**Do this:** Will you write out all the entries below exactly?
======== Data listing ========
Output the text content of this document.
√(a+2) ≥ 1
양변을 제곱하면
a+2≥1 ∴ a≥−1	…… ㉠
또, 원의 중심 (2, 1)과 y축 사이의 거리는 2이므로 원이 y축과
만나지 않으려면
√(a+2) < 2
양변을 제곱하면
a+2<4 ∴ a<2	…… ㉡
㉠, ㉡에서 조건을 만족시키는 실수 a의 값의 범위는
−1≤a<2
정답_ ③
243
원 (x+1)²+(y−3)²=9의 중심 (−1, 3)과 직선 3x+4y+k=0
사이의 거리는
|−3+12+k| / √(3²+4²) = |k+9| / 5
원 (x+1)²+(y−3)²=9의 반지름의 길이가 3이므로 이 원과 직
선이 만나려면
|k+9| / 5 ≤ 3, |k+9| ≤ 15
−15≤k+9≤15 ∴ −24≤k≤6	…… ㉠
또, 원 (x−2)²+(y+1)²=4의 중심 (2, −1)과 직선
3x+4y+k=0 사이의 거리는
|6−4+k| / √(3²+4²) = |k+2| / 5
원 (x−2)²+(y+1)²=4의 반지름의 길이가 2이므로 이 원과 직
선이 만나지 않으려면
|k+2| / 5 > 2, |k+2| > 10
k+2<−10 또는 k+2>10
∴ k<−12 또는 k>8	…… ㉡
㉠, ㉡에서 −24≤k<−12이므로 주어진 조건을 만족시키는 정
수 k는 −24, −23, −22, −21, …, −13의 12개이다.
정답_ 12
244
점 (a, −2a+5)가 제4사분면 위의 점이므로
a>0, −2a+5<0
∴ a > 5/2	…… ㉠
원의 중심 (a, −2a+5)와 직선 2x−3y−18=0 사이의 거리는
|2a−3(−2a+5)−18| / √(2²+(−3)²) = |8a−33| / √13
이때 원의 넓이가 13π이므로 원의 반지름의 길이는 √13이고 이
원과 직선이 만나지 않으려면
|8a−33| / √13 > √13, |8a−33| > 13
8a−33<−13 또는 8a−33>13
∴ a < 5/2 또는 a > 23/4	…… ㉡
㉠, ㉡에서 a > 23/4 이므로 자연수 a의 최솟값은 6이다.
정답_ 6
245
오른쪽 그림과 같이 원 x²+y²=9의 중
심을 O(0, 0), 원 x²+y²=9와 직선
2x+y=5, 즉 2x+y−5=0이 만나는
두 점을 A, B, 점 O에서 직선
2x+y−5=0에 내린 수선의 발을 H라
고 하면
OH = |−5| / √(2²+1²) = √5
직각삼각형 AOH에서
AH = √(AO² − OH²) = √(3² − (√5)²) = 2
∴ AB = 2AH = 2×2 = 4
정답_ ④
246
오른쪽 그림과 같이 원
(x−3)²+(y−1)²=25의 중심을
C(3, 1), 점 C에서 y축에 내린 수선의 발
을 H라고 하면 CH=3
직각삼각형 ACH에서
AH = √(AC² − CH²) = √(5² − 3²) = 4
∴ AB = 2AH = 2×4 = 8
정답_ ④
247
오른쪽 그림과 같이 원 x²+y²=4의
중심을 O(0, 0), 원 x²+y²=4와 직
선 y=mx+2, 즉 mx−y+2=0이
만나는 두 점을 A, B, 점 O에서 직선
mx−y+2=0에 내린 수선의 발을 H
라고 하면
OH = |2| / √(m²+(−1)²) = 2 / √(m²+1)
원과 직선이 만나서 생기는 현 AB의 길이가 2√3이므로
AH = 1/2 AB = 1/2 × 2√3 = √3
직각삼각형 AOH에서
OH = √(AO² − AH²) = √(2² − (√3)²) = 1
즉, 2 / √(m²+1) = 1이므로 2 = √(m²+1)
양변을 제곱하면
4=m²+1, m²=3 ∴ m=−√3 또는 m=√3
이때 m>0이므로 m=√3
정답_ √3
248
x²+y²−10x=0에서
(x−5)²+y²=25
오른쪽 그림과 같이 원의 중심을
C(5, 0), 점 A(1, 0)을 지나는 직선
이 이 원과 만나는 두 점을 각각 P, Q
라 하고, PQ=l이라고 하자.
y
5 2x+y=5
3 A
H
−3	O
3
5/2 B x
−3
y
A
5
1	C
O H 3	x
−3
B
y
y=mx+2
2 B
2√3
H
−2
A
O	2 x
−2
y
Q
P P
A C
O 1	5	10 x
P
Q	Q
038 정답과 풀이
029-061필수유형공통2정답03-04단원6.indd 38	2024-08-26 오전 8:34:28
========
**Solution to this exercise:**
Output the text content of this document.
√(a+2) ≥ 1
양변을 제곱하면
a+2≥1 ∴ a≥−1	…… ㉠
또, 원의 중심 (2, 1)과 y축 사이의 거리는 2이므로 원이 y축과
만나지 않으려면
√(a+2) < 2
양변을 제곱하면
a+2<4 ∴ a<2	…… ㉡
㉠, ㉡에서 조건을 만족시키는 실수 a의 값의 범위는
−1≤a<2
정답_ ③
243
원 (x+1)²+(y−3)²=9의 중심 (−1, 3)과 직선 3x+4y+k=0
사이의 거리는
|−3+12+k| / √(3²+4²) = |k+9| / 5
원 (x+1)²+(y−3)²=9의 반지름의 길이가 3이므로 이 원과 직
선이 만나려면
|k+9| / 5 ≤ 3, |k+9| ≤ 15
−15≤k+9≤15 ∴ −24≤k≤6	…… ㉠
또, 원 (x−2)²+(y+1)²=4의 중심 (2, −1)과 직선
3x+4y+k=0 사이의 거리는
|6−4+k| / √(3²+4²) = |k+2| / 5
원 (x−2)²+(y+1)²=4의 반지름의 길이가 2이므로 이 원과 직
선이 만나지 않으려면
|k+2| / 5 > 2, |k+2| > 10
k+2<−10 또는 k+2>10
∴ k<−12 또는 k>8	…… ㉡
㉠, ㉡에서 −24≤k<−12이므로 주어진 조건을 만족시키는 정
수 k는 −24, −23, −22, −21, …, −13의 12개이다.
정답_ 12
244
점 (a, −2a+5)가 제4사분면 위의 점이므로
a>0, −2a+5<0
∴ a > 5/2	…… ㉠
원의 중심 (a, −2a+5)와 직선 2x−3y−18=0 사이의 거리는
|2a−3(−2a+5)−18| / √(2²+(−3)²) = |8a−33| / √13
이때 원의 넓이가 13π이므로 원의 반지름의 길이는 √13이고 이
원과 직선이 만나지 않으려면
|8a−33| / √13 > √13, |8a−33| > 13
8a−33<−13 또는 8a−33>13
∴ a < 5/2 또는 a > 23/4	…… ㉡
㉠, ㉡에서 a > 23/4 이므로 자연수 a의 최솟값은 6이다.
정답_ 6
245
오른쪽 그림과 같이 원 x²+y²=9의 중
심을 O(0, 0), 원 x²+y²=9와 직선
2x+y=5, 즉 2x+y−5=0이 만나는
두 점을 A, B, 점 O에서 직선
2x+y−5=0에 내린 수선의 발을 H라
고 하면
OH = |−5| / √(2²+1²) = √5
직각삼각형 AOH에서
AH = √(AO² − OH²) = √(3² − (√5)²) = 2
∴ AB = 2AH = 2×2 = 4
정답_ ④
246
오른쪽 그림과 같이 원
(x−3)²+(y−1)²=25의 중심을
C(3, 1), 점 C에서 y축에 내린 수선의 발
을 H라고 하면 CH=3
직각삼각형 ACH에서
AH = √(AC² − CH²) = √(5² − 3²) = 4
∴ AB = 2AH = 2×4 = 8
정답_ ④
247
오른쪽 그림과 같이 원 x²+y²=4의
중심을 O(0, 0), 원 x²+y²=4와 직
선 y=mx+2, 즉 mx−y+2=0이
만나는 두 점을 A, B, 점 O에서 직선
mx−y+2=0에 내린 수선의 발을 H
라고 하면
OH = |2| / √(m²+(−1)²) = 2 / √(m²+1)
원과 직선이 만나서 생기는 현 AB의 길이가 2√3이므로
AH = 1/2 AB = 1/2 × 2√3 = √3
직각삼각형 AOH에서
OH = √(AO² − AH²) = √(2² − (√3)²) = 1
즉, 2 / √(m²+1) = 1이므로 2 = √(m²+1)
양변을 제곱하면
4=m²+1, m²=3 ∴ m=−√3 또는 m=√3
이때 m>0이므로 m=√3
정답_ √3
248
x²+y²−10x=0에서
(x−5)²+y²=25
오른쪽 그림과 같이 원의 중심을
C(5, 0), 점 A(1, 0)을 지나는 직선
이 이 원과 만나는 두 점을 각각 P, Q
라 하고, PQ=l이라고 하자.
y
5 2x+y=5
3 A
H
−3	O
3
5/2 B x
−3
y
A
5
1	C
O H 3	x
−3
B
y
y=mx+2
2 B
2√3
H
−2
A
O	2 x
−2
y
Q
P P
A C
O 1	5	10 x
P
Q	Q
038 정답과 풀이
029-061필수유형공통2정답03-04단원6.indd 38	2024-08-26 오전 8:34:28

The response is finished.